Locate every line in the material below that has the word "JSON". Copy each of those lines.

#### GIVEN DATA ####

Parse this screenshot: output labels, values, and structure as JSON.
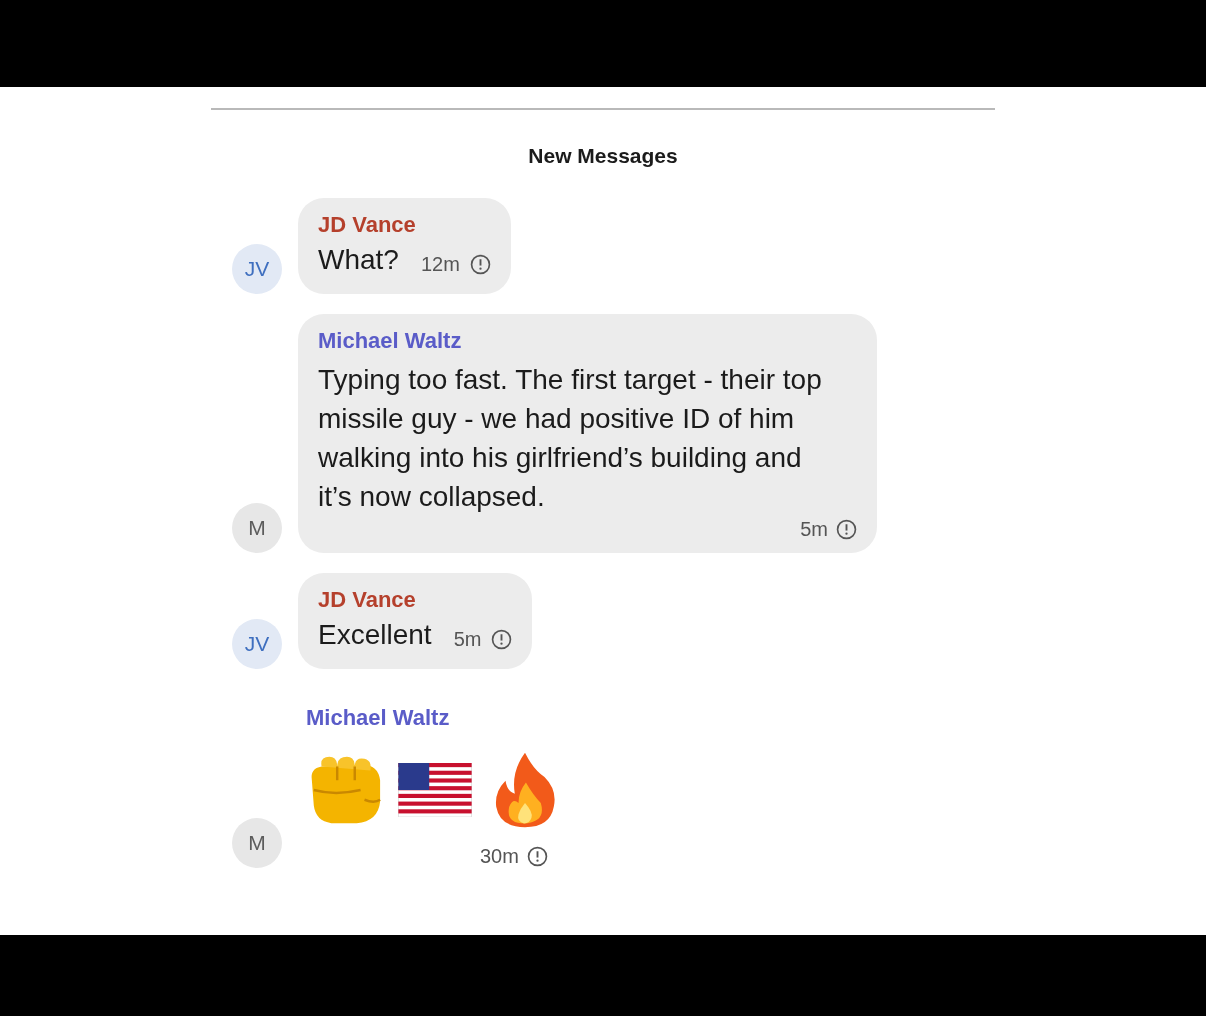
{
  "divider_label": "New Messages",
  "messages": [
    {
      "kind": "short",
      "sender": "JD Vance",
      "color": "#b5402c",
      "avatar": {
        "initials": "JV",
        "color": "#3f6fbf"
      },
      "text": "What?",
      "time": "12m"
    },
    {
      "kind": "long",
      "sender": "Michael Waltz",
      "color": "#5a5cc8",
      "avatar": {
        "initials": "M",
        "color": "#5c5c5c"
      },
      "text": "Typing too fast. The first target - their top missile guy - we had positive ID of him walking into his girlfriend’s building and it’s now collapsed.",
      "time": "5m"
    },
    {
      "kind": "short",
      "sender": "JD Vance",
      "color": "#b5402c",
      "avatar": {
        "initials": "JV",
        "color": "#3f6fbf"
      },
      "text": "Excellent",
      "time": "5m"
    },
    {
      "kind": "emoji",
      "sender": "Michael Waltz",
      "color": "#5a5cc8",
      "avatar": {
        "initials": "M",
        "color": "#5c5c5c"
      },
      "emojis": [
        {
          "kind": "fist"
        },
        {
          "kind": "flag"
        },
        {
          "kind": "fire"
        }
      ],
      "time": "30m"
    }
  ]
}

####
#### GIVEN DATA ####

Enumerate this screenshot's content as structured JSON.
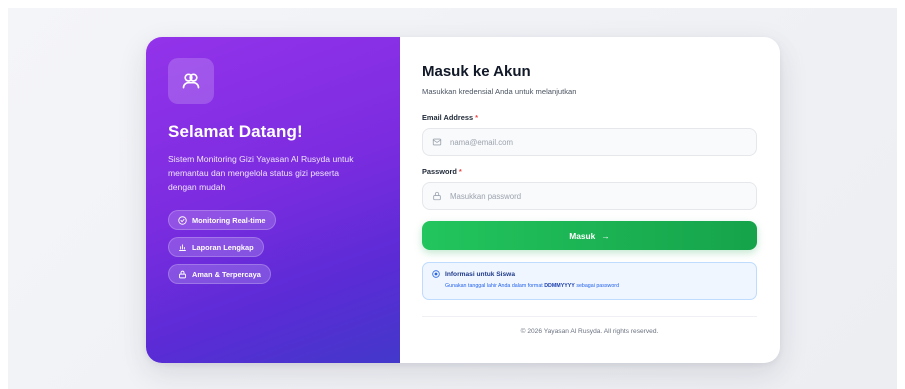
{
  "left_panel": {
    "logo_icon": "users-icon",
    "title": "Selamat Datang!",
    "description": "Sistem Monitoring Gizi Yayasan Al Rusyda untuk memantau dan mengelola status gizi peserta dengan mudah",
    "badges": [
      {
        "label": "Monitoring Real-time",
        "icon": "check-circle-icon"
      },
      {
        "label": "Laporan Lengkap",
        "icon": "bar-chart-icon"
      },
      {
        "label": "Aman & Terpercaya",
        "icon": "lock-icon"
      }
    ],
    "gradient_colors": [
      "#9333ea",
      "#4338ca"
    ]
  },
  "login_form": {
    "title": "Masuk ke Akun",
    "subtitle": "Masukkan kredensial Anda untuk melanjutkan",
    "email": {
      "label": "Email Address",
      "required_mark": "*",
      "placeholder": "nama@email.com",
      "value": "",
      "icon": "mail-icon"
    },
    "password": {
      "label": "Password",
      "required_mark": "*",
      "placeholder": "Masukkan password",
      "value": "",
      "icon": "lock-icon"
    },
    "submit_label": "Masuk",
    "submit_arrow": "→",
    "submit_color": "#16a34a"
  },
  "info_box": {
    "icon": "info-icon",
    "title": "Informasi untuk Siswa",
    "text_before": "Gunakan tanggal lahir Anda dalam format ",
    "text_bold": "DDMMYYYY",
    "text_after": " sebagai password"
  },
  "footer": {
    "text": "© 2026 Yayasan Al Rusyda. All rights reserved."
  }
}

####
#### GIVEN DATA ####

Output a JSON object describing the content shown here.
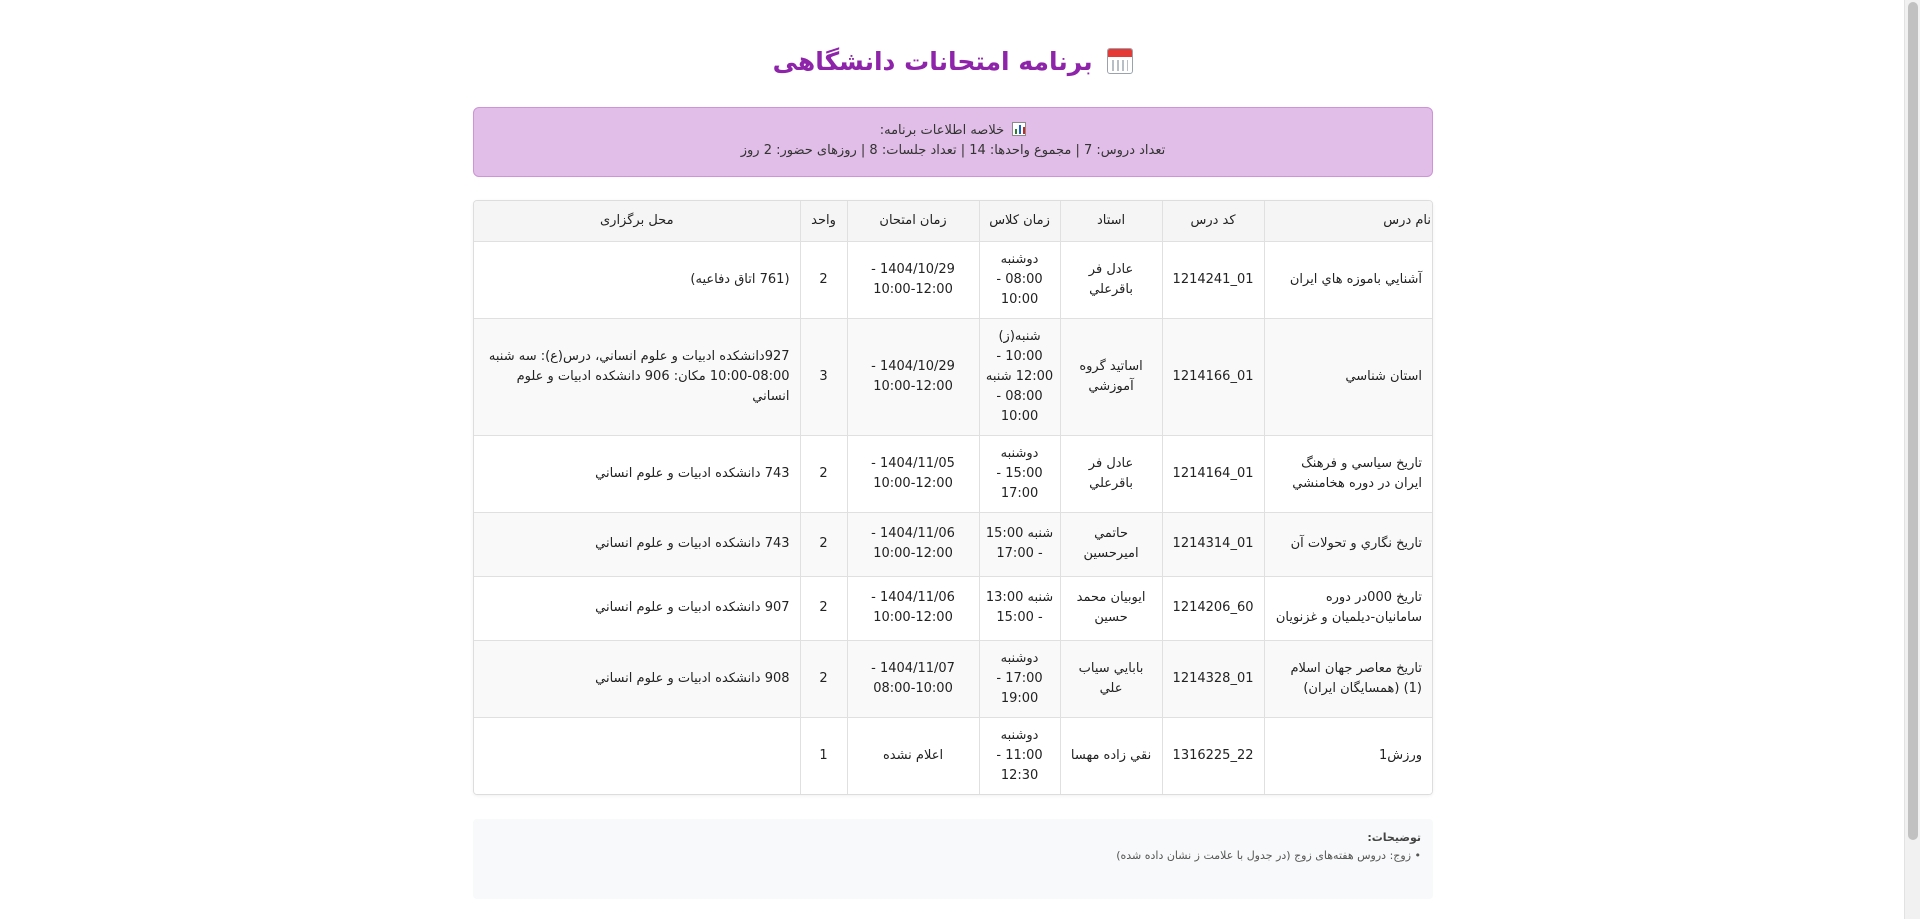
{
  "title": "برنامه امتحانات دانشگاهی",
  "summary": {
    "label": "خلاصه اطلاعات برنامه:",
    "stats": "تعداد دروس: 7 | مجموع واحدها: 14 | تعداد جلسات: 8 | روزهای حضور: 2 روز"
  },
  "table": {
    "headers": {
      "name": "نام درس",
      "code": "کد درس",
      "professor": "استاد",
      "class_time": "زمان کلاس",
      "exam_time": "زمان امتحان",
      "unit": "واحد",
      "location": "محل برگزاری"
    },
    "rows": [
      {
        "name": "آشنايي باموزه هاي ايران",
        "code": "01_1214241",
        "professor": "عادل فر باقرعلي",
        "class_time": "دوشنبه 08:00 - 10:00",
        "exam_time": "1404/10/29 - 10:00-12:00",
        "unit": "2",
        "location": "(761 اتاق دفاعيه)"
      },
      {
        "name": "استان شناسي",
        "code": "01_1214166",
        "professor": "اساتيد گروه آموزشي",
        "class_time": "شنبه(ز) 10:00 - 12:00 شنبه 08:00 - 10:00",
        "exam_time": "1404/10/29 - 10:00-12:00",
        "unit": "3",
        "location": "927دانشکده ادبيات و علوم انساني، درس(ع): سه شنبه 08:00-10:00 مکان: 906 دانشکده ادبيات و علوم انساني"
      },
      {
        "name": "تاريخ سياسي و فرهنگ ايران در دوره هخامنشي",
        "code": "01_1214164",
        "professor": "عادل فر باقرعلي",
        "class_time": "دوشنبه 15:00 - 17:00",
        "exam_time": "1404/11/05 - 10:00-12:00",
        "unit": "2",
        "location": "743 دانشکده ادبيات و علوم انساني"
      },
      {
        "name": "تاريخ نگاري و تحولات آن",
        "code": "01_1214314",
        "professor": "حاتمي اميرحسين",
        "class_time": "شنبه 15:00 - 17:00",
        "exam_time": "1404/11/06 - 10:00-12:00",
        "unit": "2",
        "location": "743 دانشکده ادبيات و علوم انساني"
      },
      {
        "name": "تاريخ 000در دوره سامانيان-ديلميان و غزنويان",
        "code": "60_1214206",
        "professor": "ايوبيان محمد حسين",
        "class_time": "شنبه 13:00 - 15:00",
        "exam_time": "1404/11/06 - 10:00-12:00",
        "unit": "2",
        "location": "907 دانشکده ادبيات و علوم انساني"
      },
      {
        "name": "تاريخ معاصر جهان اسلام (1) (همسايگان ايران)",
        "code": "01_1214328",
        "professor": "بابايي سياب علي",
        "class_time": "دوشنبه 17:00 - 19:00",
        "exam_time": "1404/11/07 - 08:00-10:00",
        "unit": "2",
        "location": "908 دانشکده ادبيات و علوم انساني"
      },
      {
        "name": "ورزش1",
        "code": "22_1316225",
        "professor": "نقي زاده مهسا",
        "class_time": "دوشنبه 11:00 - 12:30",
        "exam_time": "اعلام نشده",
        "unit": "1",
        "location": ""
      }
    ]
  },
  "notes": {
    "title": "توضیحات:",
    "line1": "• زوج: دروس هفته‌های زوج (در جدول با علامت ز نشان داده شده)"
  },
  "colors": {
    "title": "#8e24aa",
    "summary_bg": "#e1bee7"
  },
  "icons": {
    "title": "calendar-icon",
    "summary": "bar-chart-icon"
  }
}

####

• SOLUTION BELOW:
Parse this screenshot: output labels, values, and structure as JSON.
Enumerate this screenshot's content as structured JSON.
Output a JSON object describing the content shown here.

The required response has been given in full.